### The request
Pick every line from the data that holds the word "rede".

====================

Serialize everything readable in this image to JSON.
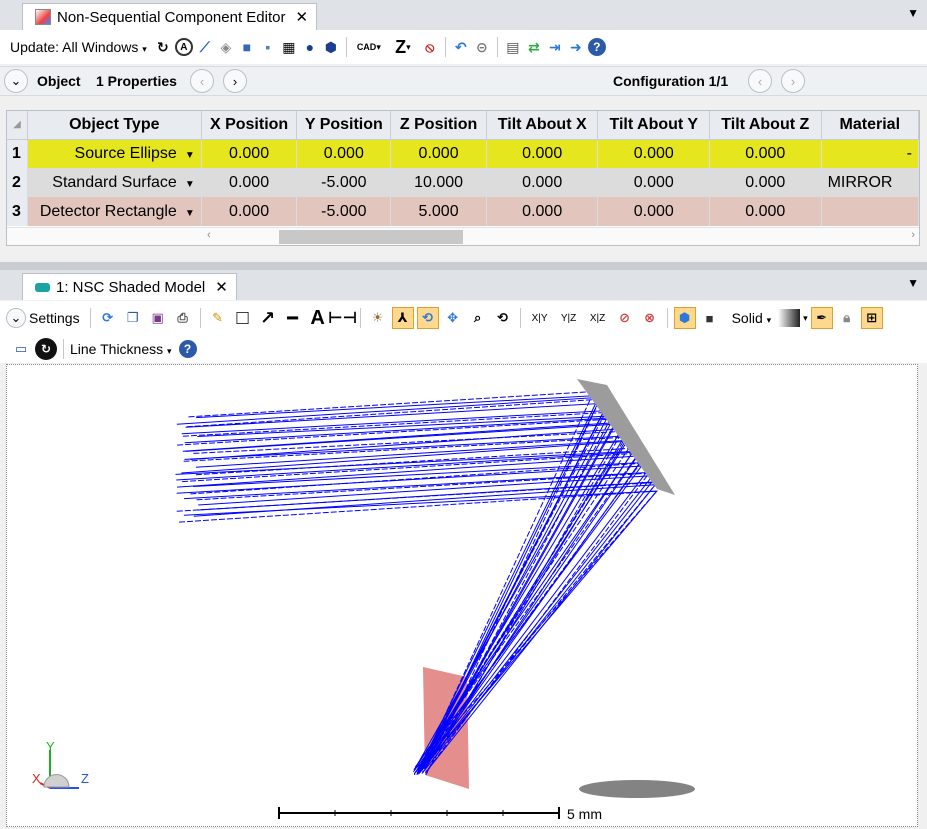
{
  "editor": {
    "tab_title": "Non-Sequential Component Editor",
    "update_label": "Update: All Windows",
    "object_label": "Object",
    "properties_label": "1 Properties",
    "configuration_label": "Configuration 1/1",
    "columns": [
      "Object Type",
      "X Position",
      "Y Position",
      "Z Position",
      "Tilt About X",
      "Tilt About Y",
      "Tilt About Z",
      "Material"
    ],
    "rows": [
      {
        "num": "1",
        "type": "Source Ellipse",
        "x": "0.000",
        "y": "0.000",
        "z": "0.000",
        "tx": "0.000",
        "ty": "0.000",
        "tz": "0.000",
        "material": "-"
      },
      {
        "num": "2",
        "type": "Standard Surface",
        "x": "0.000",
        "y": "-5.000",
        "z": "10.000",
        "tx": "0.000",
        "ty": "0.000",
        "tz": "0.000",
        "material": "MIRROR"
      },
      {
        "num": "3",
        "type": "Detector Rectangle",
        "x": "0.000",
        "y": "-5.000",
        "z": "5.000",
        "tx": "0.000",
        "ty": "0.000",
        "tz": "0.000",
        "material": ""
      }
    ],
    "row_colors": [
      "#e6e61f",
      "#dcdcdc",
      "#e2c6bd"
    ]
  },
  "viewer": {
    "tab_title": "1: NSC Shaded Model",
    "settings_label": "Settings",
    "render_mode": "Solid",
    "line_thickness_label": "Line Thickness",
    "axis_labels": {
      "x": "X",
      "y": "Y",
      "z": "Z"
    },
    "scale_label": "5 mm",
    "toolbar_labels": {
      "cad": "CAD",
      "xy": "X|Y",
      "yz": "Y|Z",
      "xz": "X|Z",
      "z": "Z"
    }
  },
  "colors": {
    "accent": "#0a63c9",
    "ray": "#0000ff",
    "mirror": "#9c9c9c",
    "detector": "#e07a7a"
  }
}
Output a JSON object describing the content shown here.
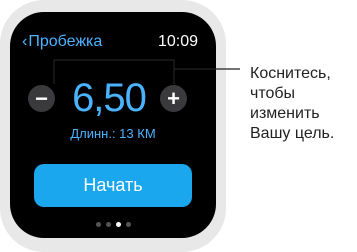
{
  "header": {
    "back_label": "Пробежка",
    "back_chevron": "‹",
    "time": "10:09"
  },
  "goal": {
    "value": "6,50",
    "minus_label": "−",
    "plus_label": "+",
    "subtitle": "Длинн.: 13 КМ"
  },
  "actions": {
    "start_label": "Начать"
  },
  "pagination": {
    "total": 4,
    "active_index": 2
  },
  "callout": {
    "lines": [
      "Коснитесь,",
      "чтобы",
      "изменить",
      "Вашу цель."
    ]
  },
  "colors": {
    "accent": "#4ab3ff",
    "button": "#1aa7ee",
    "screen": "#000000",
    "bezel": "#e8e8e8"
  },
  "icons": {
    "back": "chevron-left-icon",
    "minus": "minus-icon",
    "plus": "plus-icon"
  }
}
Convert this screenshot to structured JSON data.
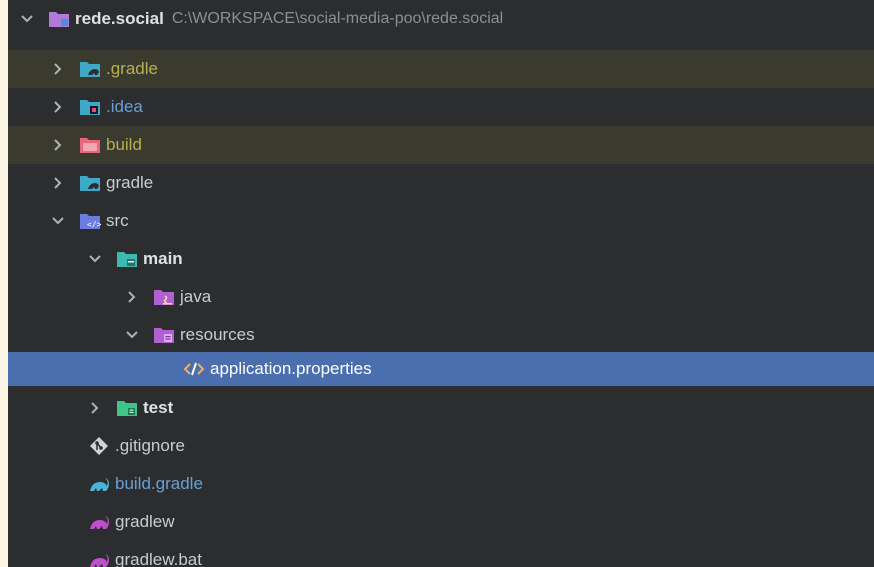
{
  "tree": {
    "root": {
      "name": "rede.social",
      "path": "C:\\WORKSPACE\\social-media-poo\\rede.social"
    },
    "items": [
      {
        "label": ".gradle",
        "icon": "gradle-folder-icon",
        "expanded": false,
        "excluded": true
      },
      {
        "label": ".idea",
        "icon": "idea-folder-icon",
        "expanded": false,
        "excluded": false
      },
      {
        "label": "build",
        "icon": "excluded-folder-icon",
        "expanded": false,
        "excluded": true
      },
      {
        "label": "gradle",
        "icon": "gradle-folder-icon",
        "expanded": false,
        "excluded": false
      },
      {
        "label": "src",
        "icon": "source-folder-icon",
        "expanded": true
      },
      {
        "label": "main",
        "icon": "module-folder-icon",
        "expanded": true
      },
      {
        "label": "java",
        "icon": "java-source-folder-icon",
        "expanded": false
      },
      {
        "label": "resources",
        "icon": "resources-folder-icon",
        "expanded": true
      },
      {
        "label": "application.properties",
        "icon": "xml-file-icon",
        "selected": true
      },
      {
        "label": "test",
        "icon": "test-folder-icon",
        "expanded": false
      },
      {
        "label": ".gitignore",
        "icon": "git-file-icon"
      },
      {
        "label": "build.gradle",
        "icon": "gradle-file-icon"
      },
      {
        "label": "gradlew",
        "icon": "gradle-script-icon"
      },
      {
        "label": "gradlew.bat",
        "icon": "gradle-script-icon"
      }
    ]
  },
  "colors": {
    "background": "#2b2d2f",
    "selected": "#4b6eaf",
    "excluded_row": "#3a3a2e",
    "excluded_text": "#b8b04e",
    "module_text": "#6a9fd6"
  }
}
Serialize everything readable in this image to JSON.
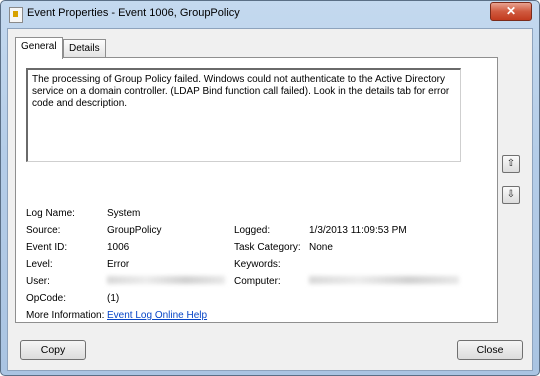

====================

### Solution to this exercise
      "name": "rede.social",
      "path": "C:\\WORKSPACE\\social-media-poo\\rede.social"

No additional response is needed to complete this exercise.